Collected data.
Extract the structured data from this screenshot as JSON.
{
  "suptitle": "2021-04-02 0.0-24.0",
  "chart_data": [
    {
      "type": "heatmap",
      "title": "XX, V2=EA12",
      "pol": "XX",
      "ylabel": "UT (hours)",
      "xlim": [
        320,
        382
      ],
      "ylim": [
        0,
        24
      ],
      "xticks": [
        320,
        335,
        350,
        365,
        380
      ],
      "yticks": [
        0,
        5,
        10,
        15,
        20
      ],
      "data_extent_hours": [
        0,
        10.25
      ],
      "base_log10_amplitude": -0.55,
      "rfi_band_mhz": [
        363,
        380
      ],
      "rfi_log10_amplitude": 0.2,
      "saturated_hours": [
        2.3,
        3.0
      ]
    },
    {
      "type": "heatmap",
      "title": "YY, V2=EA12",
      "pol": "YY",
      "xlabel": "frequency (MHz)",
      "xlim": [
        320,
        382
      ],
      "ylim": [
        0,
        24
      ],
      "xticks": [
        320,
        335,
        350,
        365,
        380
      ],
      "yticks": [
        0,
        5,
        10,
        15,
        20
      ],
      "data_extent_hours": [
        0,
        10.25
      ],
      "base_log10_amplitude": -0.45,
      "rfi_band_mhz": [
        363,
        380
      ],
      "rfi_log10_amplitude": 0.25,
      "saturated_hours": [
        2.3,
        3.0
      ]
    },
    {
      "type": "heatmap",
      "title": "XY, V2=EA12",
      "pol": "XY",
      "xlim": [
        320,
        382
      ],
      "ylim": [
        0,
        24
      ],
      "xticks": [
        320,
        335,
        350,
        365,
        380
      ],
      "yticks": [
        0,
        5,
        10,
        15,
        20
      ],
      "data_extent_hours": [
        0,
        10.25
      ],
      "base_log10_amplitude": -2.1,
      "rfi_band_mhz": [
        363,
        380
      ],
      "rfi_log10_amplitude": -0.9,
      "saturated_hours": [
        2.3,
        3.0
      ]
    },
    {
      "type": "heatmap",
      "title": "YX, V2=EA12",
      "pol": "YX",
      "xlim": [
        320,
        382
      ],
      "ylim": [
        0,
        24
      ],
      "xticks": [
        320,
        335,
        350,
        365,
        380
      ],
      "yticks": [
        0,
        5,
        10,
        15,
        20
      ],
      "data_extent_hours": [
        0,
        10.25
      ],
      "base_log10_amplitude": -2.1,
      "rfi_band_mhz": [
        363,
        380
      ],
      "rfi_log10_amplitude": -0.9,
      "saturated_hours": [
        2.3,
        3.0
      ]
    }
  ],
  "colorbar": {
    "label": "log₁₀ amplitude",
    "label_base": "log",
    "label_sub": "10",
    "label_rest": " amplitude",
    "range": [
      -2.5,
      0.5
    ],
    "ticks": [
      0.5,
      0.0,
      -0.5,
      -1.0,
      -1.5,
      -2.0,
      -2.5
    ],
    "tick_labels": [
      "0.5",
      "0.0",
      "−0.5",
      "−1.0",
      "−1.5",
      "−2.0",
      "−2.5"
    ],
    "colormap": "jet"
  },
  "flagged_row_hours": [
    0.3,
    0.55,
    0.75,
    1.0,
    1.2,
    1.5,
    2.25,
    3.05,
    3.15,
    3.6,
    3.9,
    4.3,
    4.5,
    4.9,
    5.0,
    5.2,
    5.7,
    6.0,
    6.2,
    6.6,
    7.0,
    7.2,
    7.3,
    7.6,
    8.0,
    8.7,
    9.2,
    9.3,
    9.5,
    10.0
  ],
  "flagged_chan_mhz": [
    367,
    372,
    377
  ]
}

--

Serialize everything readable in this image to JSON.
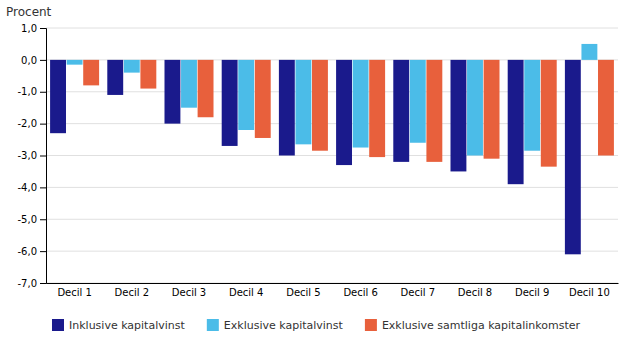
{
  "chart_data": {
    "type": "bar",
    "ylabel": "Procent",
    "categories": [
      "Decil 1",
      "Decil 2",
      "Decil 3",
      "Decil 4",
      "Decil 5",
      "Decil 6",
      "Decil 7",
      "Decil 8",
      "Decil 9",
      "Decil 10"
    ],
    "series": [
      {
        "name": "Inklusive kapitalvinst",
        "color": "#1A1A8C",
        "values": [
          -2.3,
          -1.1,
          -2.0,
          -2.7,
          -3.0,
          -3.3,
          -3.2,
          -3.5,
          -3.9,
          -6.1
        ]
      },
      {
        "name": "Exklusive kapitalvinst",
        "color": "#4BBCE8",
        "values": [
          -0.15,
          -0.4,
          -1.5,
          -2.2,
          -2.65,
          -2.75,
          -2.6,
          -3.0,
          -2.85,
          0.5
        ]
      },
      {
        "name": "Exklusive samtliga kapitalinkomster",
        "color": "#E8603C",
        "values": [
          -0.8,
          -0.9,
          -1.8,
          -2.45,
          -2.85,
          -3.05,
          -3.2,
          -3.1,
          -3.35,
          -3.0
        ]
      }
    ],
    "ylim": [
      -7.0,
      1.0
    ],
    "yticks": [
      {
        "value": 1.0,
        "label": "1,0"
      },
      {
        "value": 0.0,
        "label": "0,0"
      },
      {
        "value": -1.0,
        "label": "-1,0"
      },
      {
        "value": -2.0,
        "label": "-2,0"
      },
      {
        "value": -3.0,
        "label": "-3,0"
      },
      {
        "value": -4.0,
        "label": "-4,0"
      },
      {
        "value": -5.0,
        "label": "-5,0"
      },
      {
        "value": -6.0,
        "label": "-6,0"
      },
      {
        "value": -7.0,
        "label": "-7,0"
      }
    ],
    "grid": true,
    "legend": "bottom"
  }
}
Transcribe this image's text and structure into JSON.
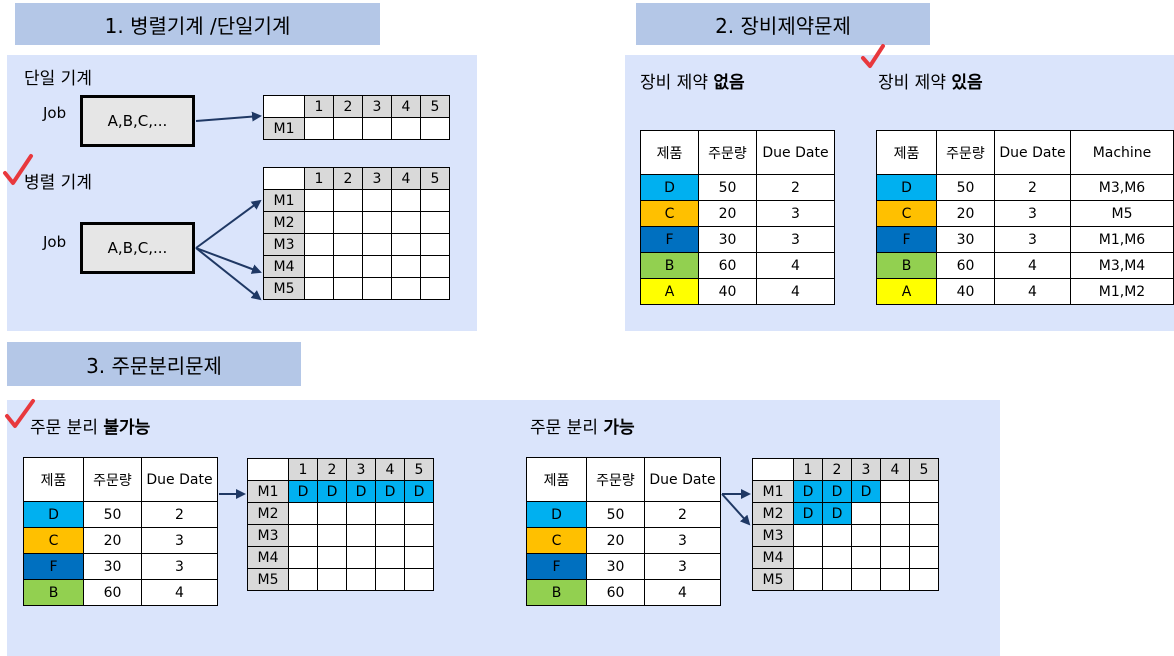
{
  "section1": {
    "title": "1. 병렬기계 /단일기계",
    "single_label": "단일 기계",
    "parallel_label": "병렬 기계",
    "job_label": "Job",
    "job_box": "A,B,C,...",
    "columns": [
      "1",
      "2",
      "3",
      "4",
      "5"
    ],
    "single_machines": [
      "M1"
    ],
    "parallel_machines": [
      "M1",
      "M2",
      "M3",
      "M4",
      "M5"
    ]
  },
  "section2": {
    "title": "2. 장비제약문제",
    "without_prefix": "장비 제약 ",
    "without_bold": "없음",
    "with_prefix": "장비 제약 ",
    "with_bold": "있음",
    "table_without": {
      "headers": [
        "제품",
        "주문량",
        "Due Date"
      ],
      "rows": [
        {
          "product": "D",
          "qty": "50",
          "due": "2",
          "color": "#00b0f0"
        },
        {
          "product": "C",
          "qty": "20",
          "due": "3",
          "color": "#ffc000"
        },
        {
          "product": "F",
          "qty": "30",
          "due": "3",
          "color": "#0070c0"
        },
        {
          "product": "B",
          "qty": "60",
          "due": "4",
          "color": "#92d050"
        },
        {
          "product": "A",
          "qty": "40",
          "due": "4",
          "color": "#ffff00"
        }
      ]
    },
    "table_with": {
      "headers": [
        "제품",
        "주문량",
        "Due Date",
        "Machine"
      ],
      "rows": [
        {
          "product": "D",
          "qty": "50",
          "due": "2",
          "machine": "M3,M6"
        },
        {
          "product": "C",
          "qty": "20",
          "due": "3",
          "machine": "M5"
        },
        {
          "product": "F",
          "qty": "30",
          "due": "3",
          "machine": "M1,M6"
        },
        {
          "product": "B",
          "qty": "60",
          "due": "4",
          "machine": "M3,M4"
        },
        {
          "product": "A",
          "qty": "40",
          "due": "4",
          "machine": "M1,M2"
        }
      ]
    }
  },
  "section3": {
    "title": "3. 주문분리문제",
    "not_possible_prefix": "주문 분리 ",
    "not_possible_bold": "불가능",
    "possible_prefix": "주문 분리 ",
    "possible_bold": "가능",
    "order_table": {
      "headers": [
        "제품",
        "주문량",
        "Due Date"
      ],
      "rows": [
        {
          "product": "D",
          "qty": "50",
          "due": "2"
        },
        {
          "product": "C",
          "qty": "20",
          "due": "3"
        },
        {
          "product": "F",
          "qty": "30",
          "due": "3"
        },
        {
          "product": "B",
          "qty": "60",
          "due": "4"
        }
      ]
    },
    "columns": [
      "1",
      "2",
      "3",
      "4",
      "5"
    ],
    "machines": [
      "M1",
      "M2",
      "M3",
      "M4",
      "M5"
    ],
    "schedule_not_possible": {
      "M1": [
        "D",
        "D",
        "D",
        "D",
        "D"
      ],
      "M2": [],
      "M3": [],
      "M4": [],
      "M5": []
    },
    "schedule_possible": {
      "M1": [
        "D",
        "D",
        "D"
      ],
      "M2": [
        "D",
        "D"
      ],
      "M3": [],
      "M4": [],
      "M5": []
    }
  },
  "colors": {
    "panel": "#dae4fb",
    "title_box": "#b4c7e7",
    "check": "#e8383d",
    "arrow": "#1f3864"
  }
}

Goal.
Wherever a line in the data above holds "Exklusive", copy that line.

Solved problem.
        "name": "Exklusive kapitalvinst",
        "name": "Exklusive samtliga kapitalinkomster",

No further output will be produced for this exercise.